_EXERCISE:_
Find every line in the records that holds the string "document". Copy each one.

[Saved entries]
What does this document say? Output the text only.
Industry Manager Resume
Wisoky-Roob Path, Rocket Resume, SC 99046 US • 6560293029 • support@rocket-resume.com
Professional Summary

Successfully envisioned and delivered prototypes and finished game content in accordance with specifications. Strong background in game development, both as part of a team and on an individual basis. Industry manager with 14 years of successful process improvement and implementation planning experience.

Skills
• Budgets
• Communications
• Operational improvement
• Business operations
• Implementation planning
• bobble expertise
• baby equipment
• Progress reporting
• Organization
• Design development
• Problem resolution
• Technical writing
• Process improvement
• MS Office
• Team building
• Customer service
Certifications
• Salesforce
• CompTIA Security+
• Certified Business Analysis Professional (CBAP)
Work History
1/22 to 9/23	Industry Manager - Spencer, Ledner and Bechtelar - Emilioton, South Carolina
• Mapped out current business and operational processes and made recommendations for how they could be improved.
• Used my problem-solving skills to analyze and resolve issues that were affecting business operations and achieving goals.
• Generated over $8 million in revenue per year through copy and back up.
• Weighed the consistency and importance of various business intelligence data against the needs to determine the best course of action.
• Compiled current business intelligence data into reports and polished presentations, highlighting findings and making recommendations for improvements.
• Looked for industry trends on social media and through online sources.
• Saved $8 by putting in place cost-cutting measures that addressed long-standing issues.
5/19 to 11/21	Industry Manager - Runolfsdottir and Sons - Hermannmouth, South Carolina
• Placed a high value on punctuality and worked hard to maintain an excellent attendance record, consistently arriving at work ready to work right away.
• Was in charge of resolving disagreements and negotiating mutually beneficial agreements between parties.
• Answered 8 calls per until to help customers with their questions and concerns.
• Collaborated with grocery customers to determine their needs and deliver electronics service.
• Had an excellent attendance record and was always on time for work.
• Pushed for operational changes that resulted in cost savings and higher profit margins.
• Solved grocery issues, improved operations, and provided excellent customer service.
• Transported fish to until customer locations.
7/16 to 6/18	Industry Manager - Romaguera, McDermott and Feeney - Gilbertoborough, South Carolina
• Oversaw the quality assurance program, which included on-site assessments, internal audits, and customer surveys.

* * *

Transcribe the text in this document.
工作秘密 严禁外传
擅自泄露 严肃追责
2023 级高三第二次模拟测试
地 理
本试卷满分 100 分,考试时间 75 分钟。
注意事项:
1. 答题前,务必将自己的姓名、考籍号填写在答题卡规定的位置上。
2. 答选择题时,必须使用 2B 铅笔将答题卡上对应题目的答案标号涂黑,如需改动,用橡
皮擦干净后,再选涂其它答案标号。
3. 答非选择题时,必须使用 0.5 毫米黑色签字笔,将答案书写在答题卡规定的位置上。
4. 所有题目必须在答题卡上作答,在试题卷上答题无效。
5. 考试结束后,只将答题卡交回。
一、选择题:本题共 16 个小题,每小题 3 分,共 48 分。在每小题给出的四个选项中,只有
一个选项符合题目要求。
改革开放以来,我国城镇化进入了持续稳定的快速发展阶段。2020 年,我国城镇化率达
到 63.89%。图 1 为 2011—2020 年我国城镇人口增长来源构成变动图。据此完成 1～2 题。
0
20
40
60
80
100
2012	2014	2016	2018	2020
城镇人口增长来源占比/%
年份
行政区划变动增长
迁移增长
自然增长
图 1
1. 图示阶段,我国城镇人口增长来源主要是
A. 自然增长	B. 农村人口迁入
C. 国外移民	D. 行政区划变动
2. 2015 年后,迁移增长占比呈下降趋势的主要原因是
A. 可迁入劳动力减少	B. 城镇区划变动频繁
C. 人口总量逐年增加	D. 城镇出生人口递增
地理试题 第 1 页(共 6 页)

_EXPECTED ANSWER:_
What does this document say? Output the text only.
Transcribe the text in this document.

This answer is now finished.